Doppia versione e polemica sul mandato legale della ‘famiglia nel bosco’.
Mentre la coppia Nathan e Catherine annuncia di aver revocato il mandato all’avvocato Giovanni Angelucci per avviare una nuova strategia conciliante, si scontra con la ricostruzione che vedeva lo stesso legale aver rimesso l’incarico proprio ieri a causa dei rifiuti categorici della coppia a ogni soluzione alternativa.
Il “colpo di scena” è stato innescato dalla lettera diffusa dai nuovi difensori, gli avvocati Marco Femminella e Danila Solinas, ai quali i genitori hanno affidato la rappresentanza legale in una mossa che segna un netto cambio di strategia difensiva.
Nella missiva, Nathan e Catherine smentiscono implicitamente la versione dell’ex legale, motivando la revoca con il “bisogno di una comprensione e di un confronto dialettico” con le istituzioni. I genitori adottano un tono inedito e conciliante, specificando di non vedere un “antagonista”, ma un’istituzione che “ha a cuore la salvaguardia e la tutela dei nostri bambini”, dichiarandosi pronti a condividere il percorso, una volta compreso il senso degli atti processuali.
La replica di Giovanni Angelucci, interpellato dall’Ansa, non si è fatta attendere. L’ex difensore ha sostenuto che
“i fatti smentiscono” il comunicato, che a suo dire “non è farina del sacco di Nathan e Catherine, giacché il sindaco Masciulli è testimone di tutti i loro rifiuti”.
Angelucci ha comunque letto il ripensamento come una sua vittoria strategica.
“Evidentemente ho ottenuto il risultato sperato e col mio comunicato di rinuncia all’incarico difensivo ho messo in luce una volta per tutte quali fossero le vere criticità e li ho fatti ragionare finalmente, sebbene non fossi più il loro legale. Dovevo dare una scossa e ci sono riuscito.
Sempre e solo per il bene primario dei tre bambini”.
Lo scontro sul chi abbia effettivamente posto fine al rapporto legale alimenta i dubbi sulla reale e piena volontà della coppia di aderire alla collaborazione richiesta, ma in ogni caso formalizza una svolta nei rapporti con il Tribunale.

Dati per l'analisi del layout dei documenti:
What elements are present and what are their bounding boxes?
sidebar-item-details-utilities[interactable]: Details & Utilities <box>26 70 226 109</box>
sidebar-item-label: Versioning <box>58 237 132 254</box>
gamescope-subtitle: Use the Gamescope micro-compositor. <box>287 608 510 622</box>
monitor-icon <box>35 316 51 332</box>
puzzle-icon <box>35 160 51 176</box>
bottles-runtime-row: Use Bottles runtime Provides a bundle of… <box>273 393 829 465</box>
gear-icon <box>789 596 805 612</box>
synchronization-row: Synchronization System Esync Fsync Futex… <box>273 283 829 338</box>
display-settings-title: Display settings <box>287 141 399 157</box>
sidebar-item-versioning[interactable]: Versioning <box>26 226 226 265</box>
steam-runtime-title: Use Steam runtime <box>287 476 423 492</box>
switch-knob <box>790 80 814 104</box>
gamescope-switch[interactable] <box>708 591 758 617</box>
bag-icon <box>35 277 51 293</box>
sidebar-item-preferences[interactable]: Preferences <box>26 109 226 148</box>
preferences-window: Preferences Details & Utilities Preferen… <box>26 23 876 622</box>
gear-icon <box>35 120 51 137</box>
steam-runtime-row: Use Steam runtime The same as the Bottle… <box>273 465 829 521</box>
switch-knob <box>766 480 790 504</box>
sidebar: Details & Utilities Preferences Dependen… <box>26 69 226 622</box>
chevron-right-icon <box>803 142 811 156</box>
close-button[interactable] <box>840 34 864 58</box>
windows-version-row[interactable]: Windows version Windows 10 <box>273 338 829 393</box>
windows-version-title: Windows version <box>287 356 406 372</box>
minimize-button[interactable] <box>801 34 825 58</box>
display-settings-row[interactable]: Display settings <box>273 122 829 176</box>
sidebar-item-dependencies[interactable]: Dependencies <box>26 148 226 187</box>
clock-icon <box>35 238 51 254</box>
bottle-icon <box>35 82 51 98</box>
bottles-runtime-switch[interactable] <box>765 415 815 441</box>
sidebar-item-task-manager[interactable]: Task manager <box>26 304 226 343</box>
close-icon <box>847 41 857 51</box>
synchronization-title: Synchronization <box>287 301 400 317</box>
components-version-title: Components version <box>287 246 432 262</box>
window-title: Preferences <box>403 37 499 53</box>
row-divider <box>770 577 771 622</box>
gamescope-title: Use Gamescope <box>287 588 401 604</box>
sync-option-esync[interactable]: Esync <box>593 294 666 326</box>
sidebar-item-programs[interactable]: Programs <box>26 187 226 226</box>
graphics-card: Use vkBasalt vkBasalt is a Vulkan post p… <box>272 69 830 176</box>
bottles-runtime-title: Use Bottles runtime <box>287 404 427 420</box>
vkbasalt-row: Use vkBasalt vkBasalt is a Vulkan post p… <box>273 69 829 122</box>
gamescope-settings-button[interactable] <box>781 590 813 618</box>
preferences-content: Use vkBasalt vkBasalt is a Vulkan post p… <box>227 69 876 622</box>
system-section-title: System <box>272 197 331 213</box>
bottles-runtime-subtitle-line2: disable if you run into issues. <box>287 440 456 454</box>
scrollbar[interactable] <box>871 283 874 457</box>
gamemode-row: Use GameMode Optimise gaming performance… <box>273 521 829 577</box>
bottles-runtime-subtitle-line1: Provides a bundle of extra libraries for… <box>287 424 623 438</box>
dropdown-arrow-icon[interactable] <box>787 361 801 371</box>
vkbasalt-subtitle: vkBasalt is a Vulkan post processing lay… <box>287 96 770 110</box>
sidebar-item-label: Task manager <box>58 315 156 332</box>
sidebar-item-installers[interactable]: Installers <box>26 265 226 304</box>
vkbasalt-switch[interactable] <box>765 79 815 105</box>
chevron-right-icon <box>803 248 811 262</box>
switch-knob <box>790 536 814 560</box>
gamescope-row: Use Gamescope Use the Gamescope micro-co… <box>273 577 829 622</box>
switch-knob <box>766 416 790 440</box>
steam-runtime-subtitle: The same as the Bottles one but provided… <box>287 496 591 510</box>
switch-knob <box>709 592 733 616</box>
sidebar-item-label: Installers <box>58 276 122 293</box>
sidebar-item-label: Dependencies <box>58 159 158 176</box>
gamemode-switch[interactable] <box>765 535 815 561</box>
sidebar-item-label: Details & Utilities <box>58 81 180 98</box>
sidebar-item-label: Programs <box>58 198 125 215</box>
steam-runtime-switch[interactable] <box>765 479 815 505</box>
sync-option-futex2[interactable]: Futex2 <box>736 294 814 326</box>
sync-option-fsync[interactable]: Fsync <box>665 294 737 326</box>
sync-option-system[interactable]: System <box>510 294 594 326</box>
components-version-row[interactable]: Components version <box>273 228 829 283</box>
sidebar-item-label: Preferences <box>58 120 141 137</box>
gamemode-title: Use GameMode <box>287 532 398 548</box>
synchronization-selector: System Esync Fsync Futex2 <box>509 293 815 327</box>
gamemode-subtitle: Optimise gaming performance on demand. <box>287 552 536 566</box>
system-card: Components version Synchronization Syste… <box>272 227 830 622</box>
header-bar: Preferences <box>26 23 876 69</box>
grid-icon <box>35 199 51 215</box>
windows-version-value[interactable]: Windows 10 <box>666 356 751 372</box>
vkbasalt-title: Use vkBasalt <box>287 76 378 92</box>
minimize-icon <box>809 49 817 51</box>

■ **ISTRUZIONI DI LAVORO**:
a. Secondo il testo fornito, a quali avvocati hanno affidato la rappresentanza legale i genitori?
b. Per favore, trascrivi dal testo fornito il passo che va da "Doppia versione e" fino a "ogni soluzione alternativa." incluso.

■ **RISPOSTE AI QUESITI**:
a. Marco Femminella e Danila Solinas.

b.
Doppia versione e polemica sul mandato legale della ‘famiglia nel bosco’.
Mentre la coppia Nathan e Catherine annuncia di aver revocato il mandato all’avvocato Giovanni Angelucci per avviare una nuova strategia conciliante, si scontra con la ricostruzione che vedeva lo stesso legale aver rimesso l’incarico proprio ieri a causa dei rifiuti categorici della coppia a ogni soluzione alternativa.